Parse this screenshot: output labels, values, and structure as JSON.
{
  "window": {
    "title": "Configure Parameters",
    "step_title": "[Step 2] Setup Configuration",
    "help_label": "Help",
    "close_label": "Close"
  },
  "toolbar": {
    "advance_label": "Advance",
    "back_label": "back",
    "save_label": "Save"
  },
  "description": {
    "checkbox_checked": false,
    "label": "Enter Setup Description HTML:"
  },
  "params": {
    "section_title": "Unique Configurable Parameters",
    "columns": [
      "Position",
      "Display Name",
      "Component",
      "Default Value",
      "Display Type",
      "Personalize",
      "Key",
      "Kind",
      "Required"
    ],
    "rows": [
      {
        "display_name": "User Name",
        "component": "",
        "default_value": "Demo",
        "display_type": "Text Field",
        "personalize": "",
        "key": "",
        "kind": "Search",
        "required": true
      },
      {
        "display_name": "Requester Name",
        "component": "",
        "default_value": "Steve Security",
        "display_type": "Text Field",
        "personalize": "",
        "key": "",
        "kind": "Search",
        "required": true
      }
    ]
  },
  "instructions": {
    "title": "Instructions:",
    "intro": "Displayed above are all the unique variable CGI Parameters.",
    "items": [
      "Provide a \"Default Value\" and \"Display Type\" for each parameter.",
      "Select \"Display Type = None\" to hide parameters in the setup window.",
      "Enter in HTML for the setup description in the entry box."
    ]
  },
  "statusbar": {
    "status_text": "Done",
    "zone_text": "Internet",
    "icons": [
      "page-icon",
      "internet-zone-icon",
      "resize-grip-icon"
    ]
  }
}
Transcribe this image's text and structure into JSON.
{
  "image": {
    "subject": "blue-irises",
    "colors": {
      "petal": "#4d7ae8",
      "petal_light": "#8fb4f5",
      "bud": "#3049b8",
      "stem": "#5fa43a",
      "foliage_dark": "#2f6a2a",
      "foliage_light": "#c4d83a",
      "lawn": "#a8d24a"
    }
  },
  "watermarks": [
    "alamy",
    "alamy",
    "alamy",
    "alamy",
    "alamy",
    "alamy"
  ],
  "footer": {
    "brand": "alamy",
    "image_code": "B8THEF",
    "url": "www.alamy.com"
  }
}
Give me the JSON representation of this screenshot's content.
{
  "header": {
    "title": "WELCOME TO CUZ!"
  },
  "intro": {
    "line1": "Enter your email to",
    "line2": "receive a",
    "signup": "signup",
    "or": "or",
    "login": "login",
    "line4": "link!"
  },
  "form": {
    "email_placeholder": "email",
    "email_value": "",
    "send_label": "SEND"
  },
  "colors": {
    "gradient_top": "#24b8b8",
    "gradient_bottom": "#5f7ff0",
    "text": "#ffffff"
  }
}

+ + + +

* Short exercise
Retype every entry word for word.

* Result
Parse this screenshot: output labels, values, and structure as JSON.
{
  "window": {
    "title": "Configure Parameters",
    "step_title": "[Step 2] Setup Configuration",
    "help_label": "Help",
    "close_label": "Close"
  },
  "toolbar": {
    "advance_label": "Advance",
    "back_label": "back",
    "save_label": "Save"
  },
  "description": {
    "checkbox_checked": false,
    "label": "Enter Setup Description HTML:"
  },
  "params": {
    "section_title": "Unique Configurable Parameters",
    "columns": [
      "Position",
      "Display Name",
      "Component",
      "Default Value",
      "Display Type",
      "Personalize",
      "Key",
      "Kind",
      "Required"
    ],
    "rows": [
      {
        "display_name": "User Name",
        "component": "",
        "default_value": "Demo",
        "display_type": "Text Field",
        "personalize": "",
        "key": "",
        "kind": "Search",
        "required": true
      },
      {
        "display_name": "Requester Name",
        "component": "",
        "default_value": "Steve Security",
        "display_type": "Text Field",
        "personalize": "",
        "key": "",
        "kind": "Search",
        "required": true
      }
    ]
  },
  "instructions": {
    "title": "Instructions:",
    "intro": "Displayed above are all the unique variable CGI Parameters.",
    "items": [
      "Provide a \"Default Value\" and \"Display Type\" for each parameter.",
      "Select \"Display Type = None\" to hide parameters in the setup window.",
      "Enter in HTML for the setup description in the entry box."
    ]
  },
  "statusbar": {
    "status_text": "Done",
    "zone_text": "Internet",
    "icons": [
      "page-icon",
      "internet-zone-icon",
      "resize-grip-icon"
    ]
  }
}
Transcribe this image's text and structure into JSON.
{
  "image": {
    "subject": "blue-irises",
    "colors": {
      "petal": "#4d7ae8",
      "petal_light": "#8fb4f5",
      "bud": "#3049b8",
      "stem": "#5fa43a",
      "foliage_dark": "#2f6a2a",
      "foliage_light": "#c4d83a",
      "lawn": "#a8d24a"
    }
  },
  "watermarks": [
    "alamy",
    "alamy",
    "alamy",
    "alamy",
    "alamy",
    "alamy"
  ],
  "footer": {
    "brand": "alamy",
    "image_code": "B8THEF",
    "url": "www.alamy.com"
  }
}
Give me the JSON representation of this screenshot's content.
{
  "header": {
    "title": "WELCOME TO CUZ!"
  },
  "intro": {
    "line1": "Enter your email to",
    "line2": "receive a",
    "signup": "signup",
    "or": "or",
    "login": "login",
    "line4": "link!"
  },
  "form": {
    "email_placeholder": "email",
    "email_value": "",
    "send_label": "SEND"
  },
  "colors": {
    "gradient_top": "#24b8b8",
    "gradient_bottom": "#5f7ff0",
    "text": "#ffffff"
  }
}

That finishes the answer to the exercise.